-- Start of Recorded data --
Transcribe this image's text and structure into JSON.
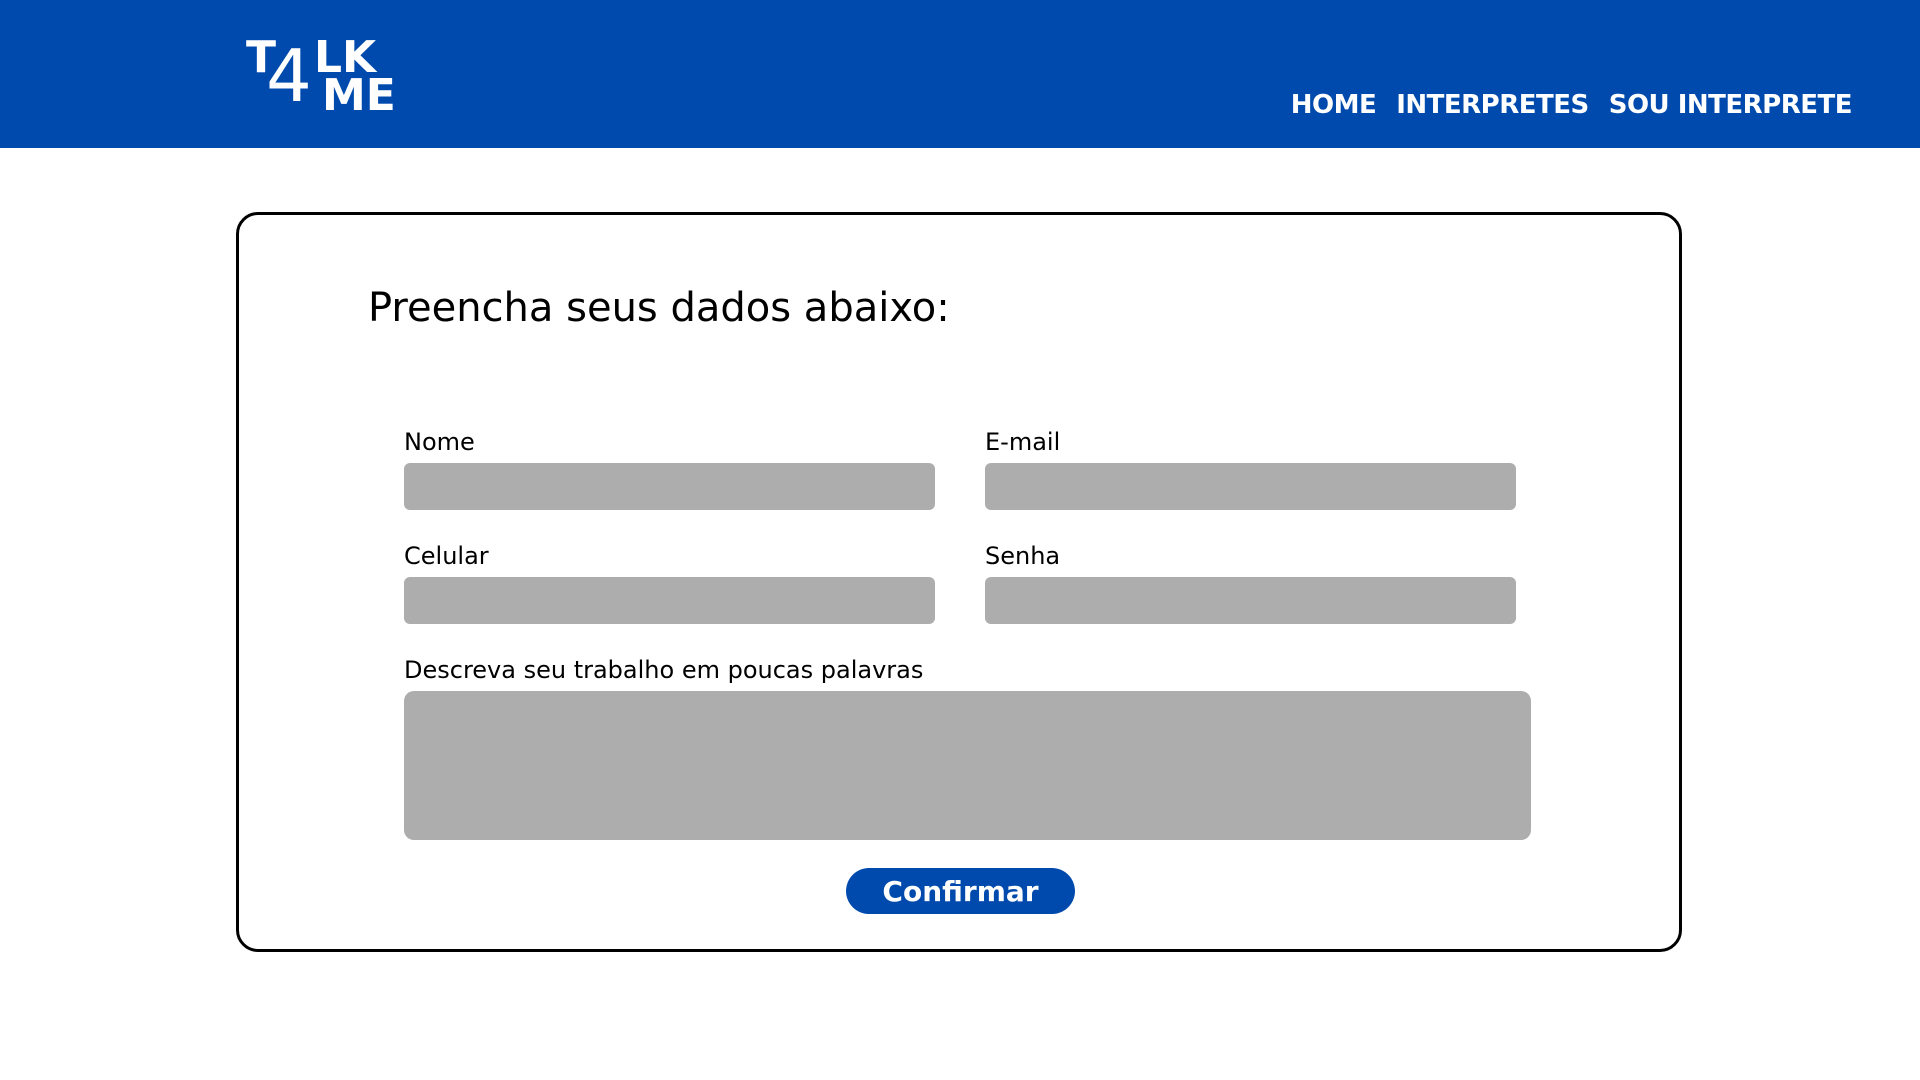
{
  "header": {
    "logo": {
      "text": "T4LK ME",
      "part_t": "T",
      "part_4": "4",
      "part_lk": "LK",
      "part_me": "ME"
    },
    "nav": {
      "home": "HOME",
      "interpretes": "INTERPRETES",
      "sou_interprete": "SOU INTERPRETE"
    }
  },
  "form": {
    "title": "Preencha seus dados abaixo:",
    "fields": {
      "nome": {
        "label": "Nome",
        "value": ""
      },
      "email": {
        "label": "E-mail",
        "value": ""
      },
      "celular": {
        "label": "Celular",
        "value": ""
      },
      "senha": {
        "label": "Senha",
        "value": ""
      },
      "descricao": {
        "label": "Descreva seu trabalho em poucas palavras",
        "value": ""
      }
    },
    "confirm_label": "Confirmar"
  },
  "colors": {
    "brand_blue": "#004aad",
    "field_gray": "#adadad",
    "background": "#ffffff"
  }
}
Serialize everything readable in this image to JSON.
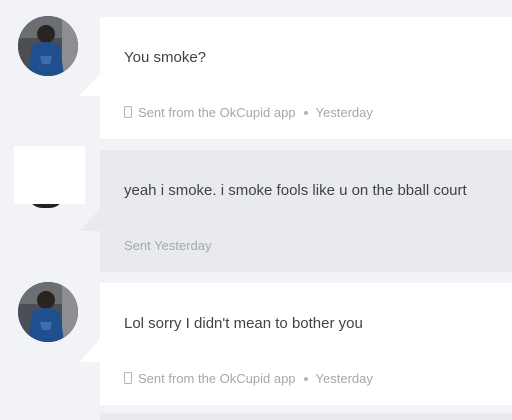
{
  "thread": {
    "messages": [
      {
        "direction": "incoming",
        "text": "You smoke?",
        "source": "Sent from the OkCupid app",
        "time": "Yesterday",
        "avatar": "profile-photo"
      },
      {
        "direction": "outgoing",
        "text": "yeah i smoke. i smoke fools like u on the bball court",
        "status": "Sent Yesterday",
        "avatar": "hidden-profile-photo"
      },
      {
        "direction": "incoming",
        "text": "Lol sorry I didn't mean to bother you",
        "source": "Sent from the OkCupid app",
        "time": "Yesterday",
        "avatar": "profile-photo"
      }
    ]
  },
  "colors": {
    "background": "#f2f3f7",
    "incoming_bubble": "#ffffff",
    "outgoing_bubble": "#e9eaef",
    "message_text": "#3f4349",
    "meta_text": "#a3a7af"
  },
  "icons": {
    "device": "phone-icon",
    "separator": "dot-separator"
  }
}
-- End of Recorded data --
→ Problem requirements
Every line of the material is to be quoted exactly, with no pictures carried over.

→ Output for this task
Transcribe this image's text and structure into JSON.
{
  "header": {
    "logo": {
      "text": "T4LK ME",
      "part_t": "T",
      "part_4": "4",
      "part_lk": "LK",
      "part_me": "ME"
    },
    "nav": {
      "home": "HOME",
      "interpretes": "INTERPRETES",
      "sou_interprete": "SOU INTERPRETE"
    }
  },
  "form": {
    "title": "Preencha seus dados abaixo:",
    "fields": {
      "nome": {
        "label": "Nome",
        "value": ""
      },
      "email": {
        "label": "E-mail",
        "value": ""
      },
      "celular": {
        "label": "Celular",
        "value": ""
      },
      "senha": {
        "label": "Senha",
        "value": ""
      },
      "descricao": {
        "label": "Descreva seu trabalho em poucas palavras",
        "value": ""
      }
    },
    "confirm_label": "Confirmar"
  },
  "colors": {
    "brand_blue": "#004aad",
    "field_gray": "#adadad",
    "background": "#ffffff"
  }
}
Serialize everything readable in this image to JSON.
{
  "thread": {
    "messages": [
      {
        "direction": "incoming",
        "text": "You smoke?",
        "source": "Sent from the OkCupid app",
        "time": "Yesterday",
        "avatar": "profile-photo"
      },
      {
        "direction": "outgoing",
        "text": "yeah i smoke. i smoke fools like u on the bball court",
        "status": "Sent Yesterday",
        "avatar": "hidden-profile-photo"
      },
      {
        "direction": "incoming",
        "text": "Lol sorry I didn't mean to bother you",
        "source": "Sent from the OkCupid app",
        "time": "Yesterday",
        "avatar": "profile-photo"
      }
    ]
  },
  "colors": {
    "background": "#f2f3f7",
    "incoming_bubble": "#ffffff",
    "outgoing_bubble": "#e9eaef",
    "message_text": "#3f4349",
    "meta_text": "#a3a7af"
  },
  "icons": {
    "device": "phone-icon",
    "separator": "dot-separator"
  }
}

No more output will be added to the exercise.